>> begin Data

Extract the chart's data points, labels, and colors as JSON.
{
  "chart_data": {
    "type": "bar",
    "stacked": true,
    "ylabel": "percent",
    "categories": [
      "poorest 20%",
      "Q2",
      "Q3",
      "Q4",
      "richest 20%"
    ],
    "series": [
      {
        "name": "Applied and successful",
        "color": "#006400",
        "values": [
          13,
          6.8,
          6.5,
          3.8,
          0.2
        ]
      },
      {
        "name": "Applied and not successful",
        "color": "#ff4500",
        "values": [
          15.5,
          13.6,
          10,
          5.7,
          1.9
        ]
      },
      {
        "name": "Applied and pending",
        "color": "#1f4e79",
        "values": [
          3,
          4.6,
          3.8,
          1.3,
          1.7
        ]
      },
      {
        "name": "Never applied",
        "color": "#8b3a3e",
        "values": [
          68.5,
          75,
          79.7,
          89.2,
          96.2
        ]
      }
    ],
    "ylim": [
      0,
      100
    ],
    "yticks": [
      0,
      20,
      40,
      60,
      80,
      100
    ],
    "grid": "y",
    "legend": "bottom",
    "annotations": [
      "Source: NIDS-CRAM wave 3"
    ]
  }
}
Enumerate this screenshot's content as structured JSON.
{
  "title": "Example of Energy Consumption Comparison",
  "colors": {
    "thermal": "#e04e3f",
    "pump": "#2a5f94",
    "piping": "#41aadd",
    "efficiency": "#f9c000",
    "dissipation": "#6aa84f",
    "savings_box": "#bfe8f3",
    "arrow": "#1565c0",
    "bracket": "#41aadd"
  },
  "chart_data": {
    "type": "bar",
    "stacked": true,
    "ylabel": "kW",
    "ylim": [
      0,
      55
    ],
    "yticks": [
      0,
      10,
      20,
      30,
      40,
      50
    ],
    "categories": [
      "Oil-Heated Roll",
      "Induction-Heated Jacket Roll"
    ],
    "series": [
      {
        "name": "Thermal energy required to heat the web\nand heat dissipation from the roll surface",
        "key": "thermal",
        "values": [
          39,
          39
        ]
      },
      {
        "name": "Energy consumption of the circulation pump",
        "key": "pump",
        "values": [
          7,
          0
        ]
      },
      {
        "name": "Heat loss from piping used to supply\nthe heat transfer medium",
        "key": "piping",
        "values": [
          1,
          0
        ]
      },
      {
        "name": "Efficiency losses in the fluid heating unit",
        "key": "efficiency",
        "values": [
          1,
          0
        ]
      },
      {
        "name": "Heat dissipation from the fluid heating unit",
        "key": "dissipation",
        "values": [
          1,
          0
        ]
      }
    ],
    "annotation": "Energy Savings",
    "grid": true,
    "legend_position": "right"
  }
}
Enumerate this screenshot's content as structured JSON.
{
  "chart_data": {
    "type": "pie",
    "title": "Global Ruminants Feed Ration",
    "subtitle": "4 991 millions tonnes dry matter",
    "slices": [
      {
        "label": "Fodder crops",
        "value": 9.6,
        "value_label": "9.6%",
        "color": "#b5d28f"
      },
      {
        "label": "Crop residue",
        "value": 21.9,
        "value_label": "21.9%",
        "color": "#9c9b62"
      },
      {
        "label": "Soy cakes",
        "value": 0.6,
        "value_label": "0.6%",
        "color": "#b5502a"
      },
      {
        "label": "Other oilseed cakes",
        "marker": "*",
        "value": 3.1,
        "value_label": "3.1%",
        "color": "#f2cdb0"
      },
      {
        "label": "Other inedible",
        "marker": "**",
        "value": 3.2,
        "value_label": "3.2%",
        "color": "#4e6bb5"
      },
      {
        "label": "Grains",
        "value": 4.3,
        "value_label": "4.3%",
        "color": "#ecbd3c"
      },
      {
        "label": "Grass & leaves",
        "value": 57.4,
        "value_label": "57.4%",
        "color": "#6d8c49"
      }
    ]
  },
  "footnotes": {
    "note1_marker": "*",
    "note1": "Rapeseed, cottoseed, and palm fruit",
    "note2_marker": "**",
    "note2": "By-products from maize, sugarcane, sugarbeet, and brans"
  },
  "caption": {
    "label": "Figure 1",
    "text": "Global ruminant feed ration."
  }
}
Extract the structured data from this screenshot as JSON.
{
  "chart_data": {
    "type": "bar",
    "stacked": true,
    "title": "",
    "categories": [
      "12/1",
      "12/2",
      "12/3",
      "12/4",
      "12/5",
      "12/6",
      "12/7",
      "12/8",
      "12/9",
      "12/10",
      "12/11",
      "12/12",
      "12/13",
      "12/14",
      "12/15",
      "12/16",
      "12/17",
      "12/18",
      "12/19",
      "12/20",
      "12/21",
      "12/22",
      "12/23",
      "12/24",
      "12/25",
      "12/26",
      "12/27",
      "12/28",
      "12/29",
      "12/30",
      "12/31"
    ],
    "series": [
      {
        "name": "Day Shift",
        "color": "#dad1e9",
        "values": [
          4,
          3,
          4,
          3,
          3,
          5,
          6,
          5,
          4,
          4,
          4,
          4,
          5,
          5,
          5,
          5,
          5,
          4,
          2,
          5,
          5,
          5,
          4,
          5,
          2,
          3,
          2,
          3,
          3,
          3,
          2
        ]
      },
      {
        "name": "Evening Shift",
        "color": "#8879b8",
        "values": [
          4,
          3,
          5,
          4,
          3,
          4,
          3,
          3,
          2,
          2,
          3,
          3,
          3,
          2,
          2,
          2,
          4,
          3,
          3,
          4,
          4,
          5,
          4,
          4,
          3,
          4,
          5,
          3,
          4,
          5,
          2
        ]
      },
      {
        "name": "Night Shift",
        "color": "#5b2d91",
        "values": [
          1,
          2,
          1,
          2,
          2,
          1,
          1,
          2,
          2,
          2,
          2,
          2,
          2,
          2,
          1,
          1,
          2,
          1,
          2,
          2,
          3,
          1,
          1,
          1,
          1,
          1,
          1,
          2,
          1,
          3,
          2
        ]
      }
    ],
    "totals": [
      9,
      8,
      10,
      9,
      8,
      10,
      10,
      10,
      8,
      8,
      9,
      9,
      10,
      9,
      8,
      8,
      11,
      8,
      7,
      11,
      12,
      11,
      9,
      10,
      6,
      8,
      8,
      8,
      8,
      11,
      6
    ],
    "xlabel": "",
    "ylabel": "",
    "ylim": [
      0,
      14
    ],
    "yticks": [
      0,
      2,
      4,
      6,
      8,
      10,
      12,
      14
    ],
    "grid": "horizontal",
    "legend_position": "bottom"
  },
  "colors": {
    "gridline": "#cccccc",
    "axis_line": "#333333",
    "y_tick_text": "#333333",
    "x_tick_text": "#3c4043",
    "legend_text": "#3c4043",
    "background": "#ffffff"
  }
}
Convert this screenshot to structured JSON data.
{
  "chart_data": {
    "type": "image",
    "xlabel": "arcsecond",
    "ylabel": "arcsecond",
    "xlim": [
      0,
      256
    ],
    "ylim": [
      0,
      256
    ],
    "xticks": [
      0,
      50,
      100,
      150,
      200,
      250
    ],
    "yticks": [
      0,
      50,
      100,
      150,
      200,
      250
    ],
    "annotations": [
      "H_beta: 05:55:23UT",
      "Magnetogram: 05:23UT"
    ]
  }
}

>> end Data

What the task requires: Copy only the stretch running from the line containing "Convert this screenshot" to the final line of the entries, both ends included, exactly as it stands.

Worked solution:
Convert this screenshot to structured JSON data.
{
  "chart_data": {
    "type": "image",
    "xlabel": "arcsecond",
    "ylabel": "arcsecond",
    "xlim": [
      0,
      256
    ],
    "ylim": [
      0,
      256
    ],
    "xticks": [
      0,
      50,
      100,
      150,
      200,
      250
    ],
    "yticks": [
      0,
      50,
      100,
      150,
      200,
      250
    ],
    "annotations": [
      "H_beta: 05:55:23UT",
      "Magnetogram: 05:23UT"
    ]
  }
}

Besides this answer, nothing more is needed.